* INSTRUCTION *
Read the listing below and copy out every line that holds "productivity".

* RECORDS PROVIDED *
[Start]

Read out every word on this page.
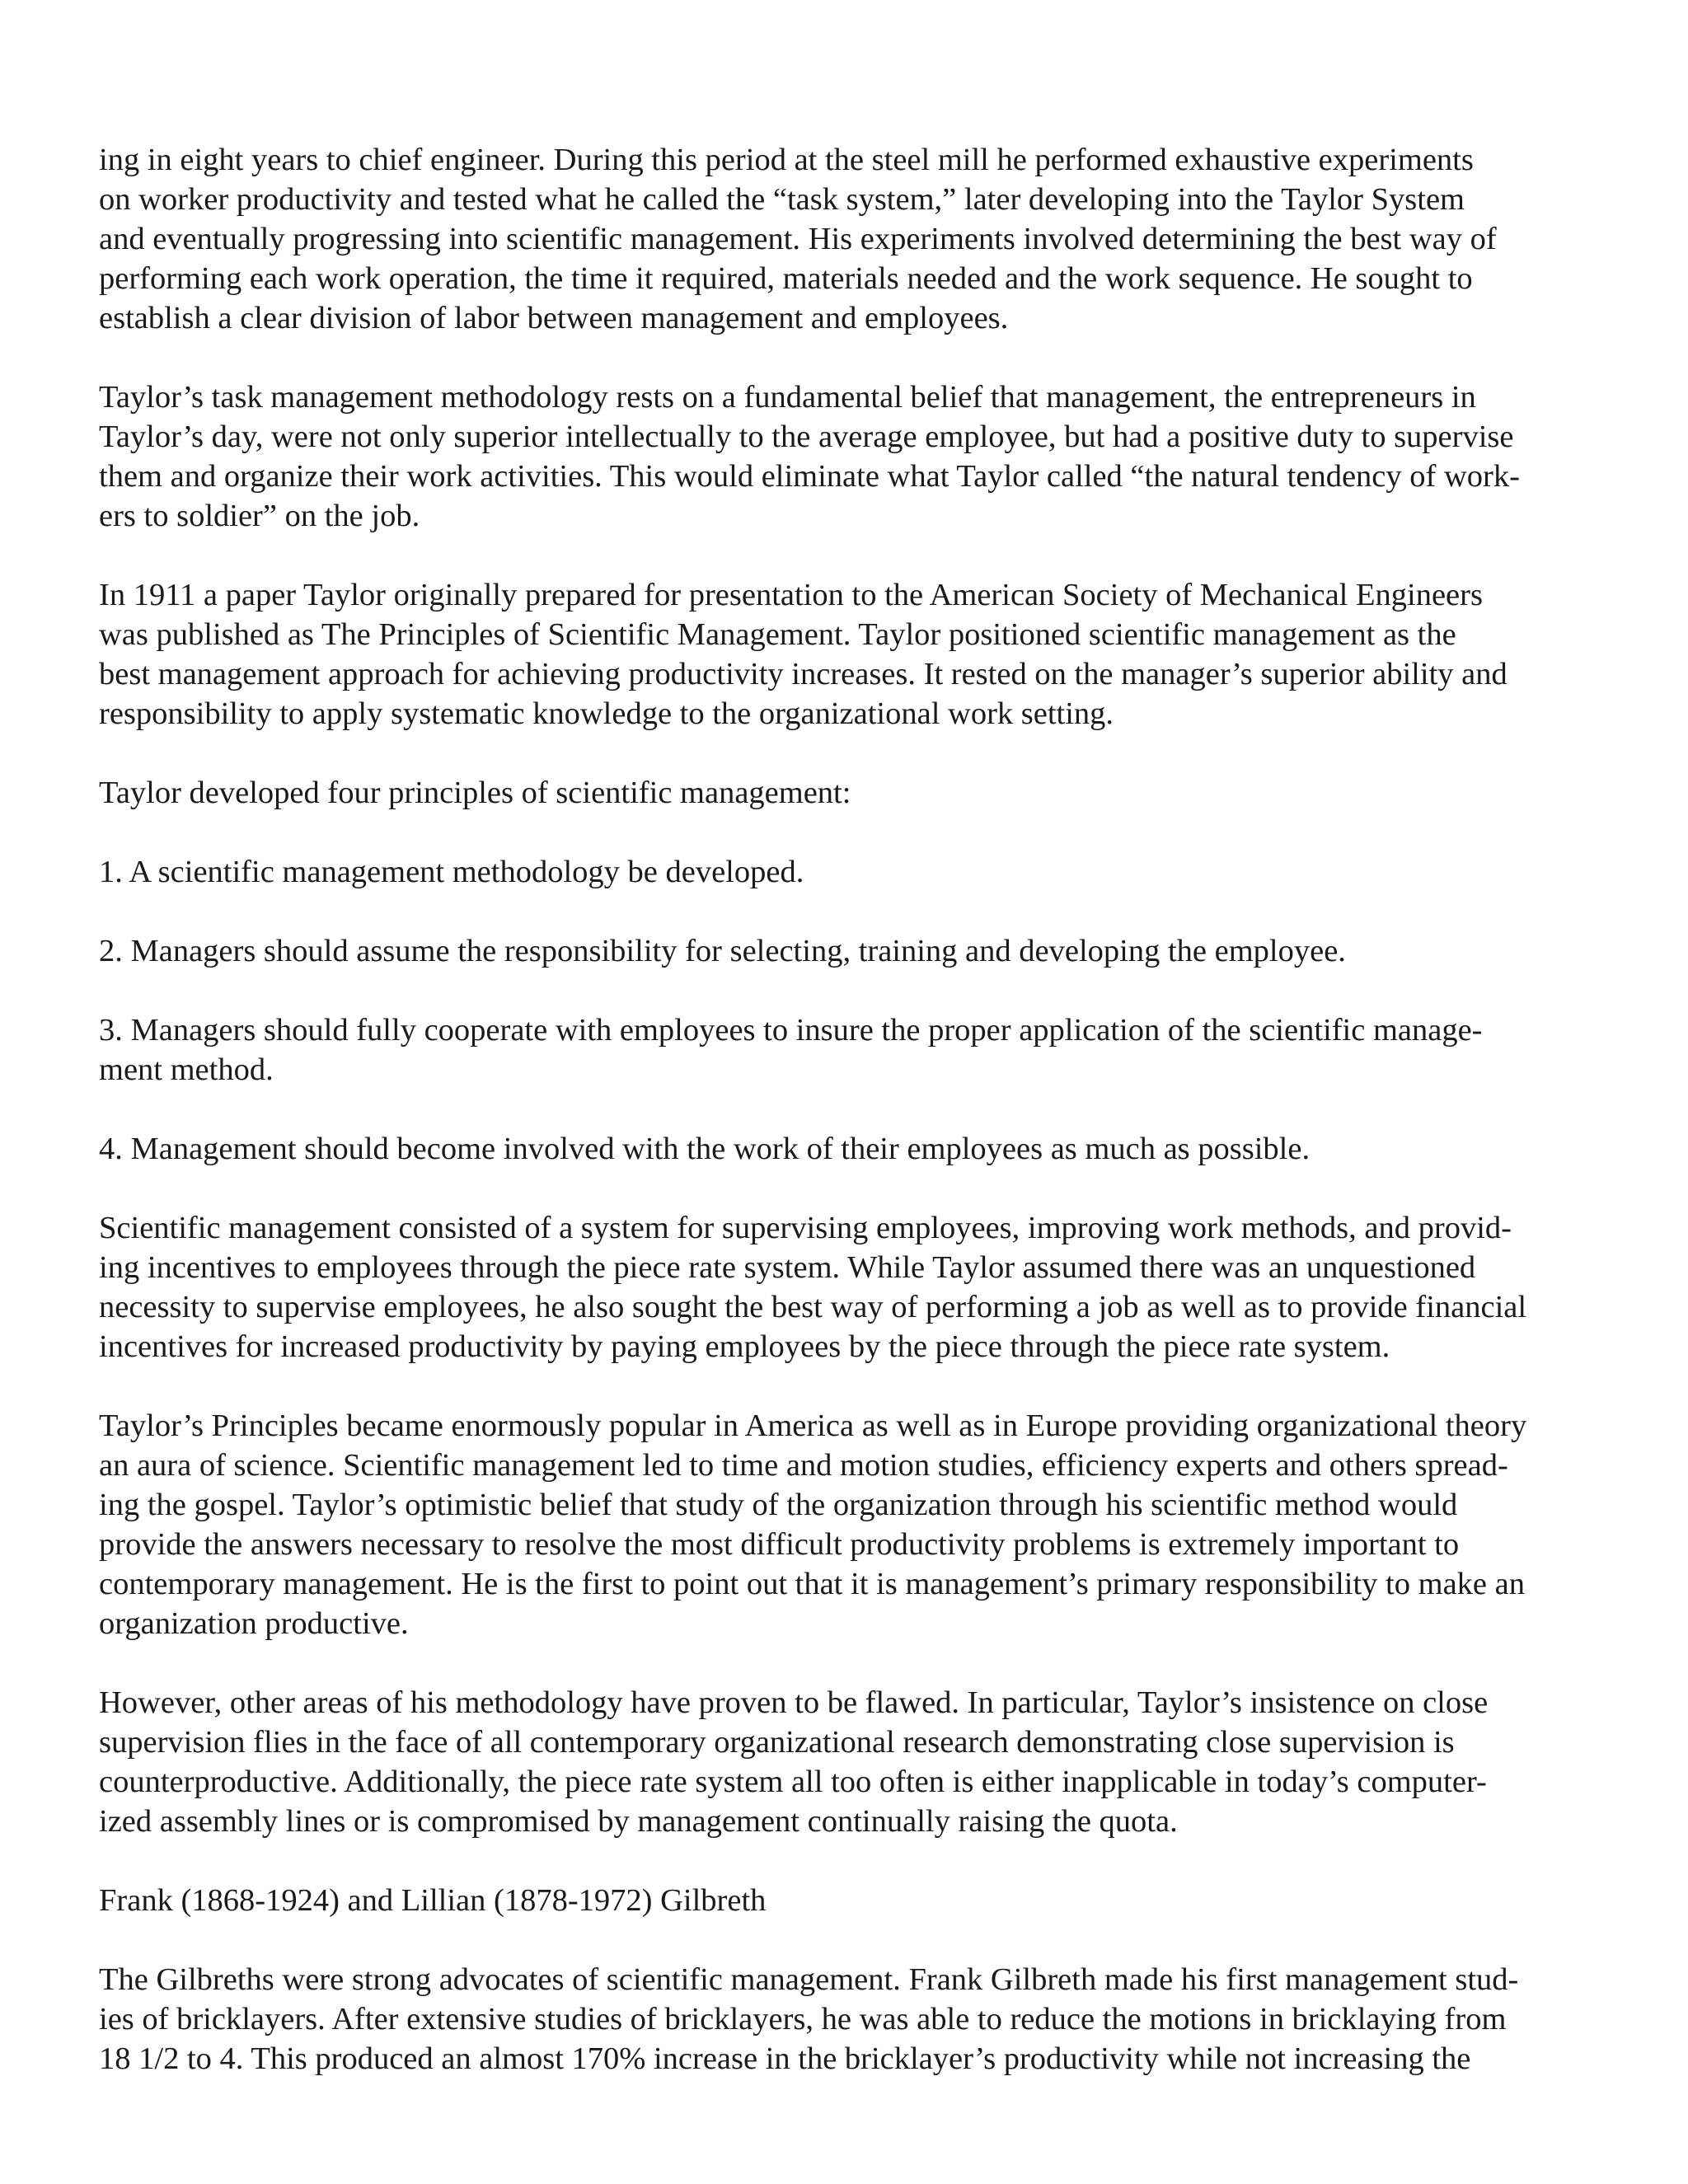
ing in eight years to chief engineer. During this period at the steel mill he performed exhaustive experiments
on worker productivity and tested what he called the “task system,” later developing into the Taylor System
and eventually progressing into scientific management. His experiments involved determining the best way of
performing each work operation, the time it required, materials needed and the work sequence. He sought to
establish a clear division of labor between management and employees.

Taylor’s task management methodology rests on a fundamental belief that management, the entrepreneurs in
Taylor’s day, were not only superior intellectually to the average employee, but had a positive duty to supervise
them and organize their work activities. This would eliminate what Taylor called “the natural tendency of work-
ers to soldier” on the job.

In 1911 a paper Taylor originally prepared for presentation to the American Society of Mechanical Engineers
was published as The Principles of Scientific Management. Taylor positioned scientific management as the
best management approach for achieving productivity increases. It rested on the manager’s superior ability and
responsibility to apply systematic knowledge to the organizational work setting.

Taylor developed four principles of scientific management:

1. A scientific management methodology be developed.

2. Managers should assume the responsibility for selecting, training and developing the employee.

3. Managers should fully cooperate with employees to insure the proper application of the scientific manage-
ment method.

4. Management should become involved with the work of their employees as much as possible.

Scientific management consisted of a system for supervising employees, improving work methods, and provid-
ing incentives to employees through the piece rate system. While Taylor assumed there was an unquestioned
necessity to supervise employees, he also sought the best way of performing a job as well as to provide financial
incentives for increased productivity by paying employees by the piece through the piece rate system.

Taylor’s Principles became enormously popular in America as well as in Europe providing organizational theory
an aura of science. Scientific management led to time and motion studies, efficiency experts and others spread-
ing the gospel. Taylor’s optimistic belief that study of the organization through his scientific method would
provide the answers necessary to resolve the most difficult productivity problems is extremely important to
contemporary management. He is the first to point out that it is management’s primary responsibility to make an
organization productive.

However, other areas of his methodology have proven to be flawed. In particular, Taylor’s insistence on close
supervision flies in the face of all contemporary organizational research demonstrating close supervision is
counterproductive. Additionally, the piece rate system all too often is either inapplicable in today’s computer-
ized assembly lines or is compromised by management continually raising the quota.

Frank (1868-1924) and Lillian (1878-1972) Gilbreth

The Gilbreths were strong advocates of scientific management. Frank Gilbreth made his first management stud-
ies of bricklayers. After extensive studies of bricklayers, he was able to reduce the motions in bricklaying from
18 1/2 to 4. This produced an almost 170% increase in the bricklayer’s productivity while not increasing the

[End]

* COMPLETE RESPONSE *
on worker productivity and tested what he called the “task system,” later developing into the Taylor System
best management approach for achieving productivity increases. It rested on the manager’s superior ability and
incentives for increased productivity by paying employees by the piece through the piece rate system.
provide the answers necessary to resolve the most difficult productivity problems is extremely important to
18 1/2 to 4. This produced an almost 170% increase in the bricklayer’s productivity while not increasing the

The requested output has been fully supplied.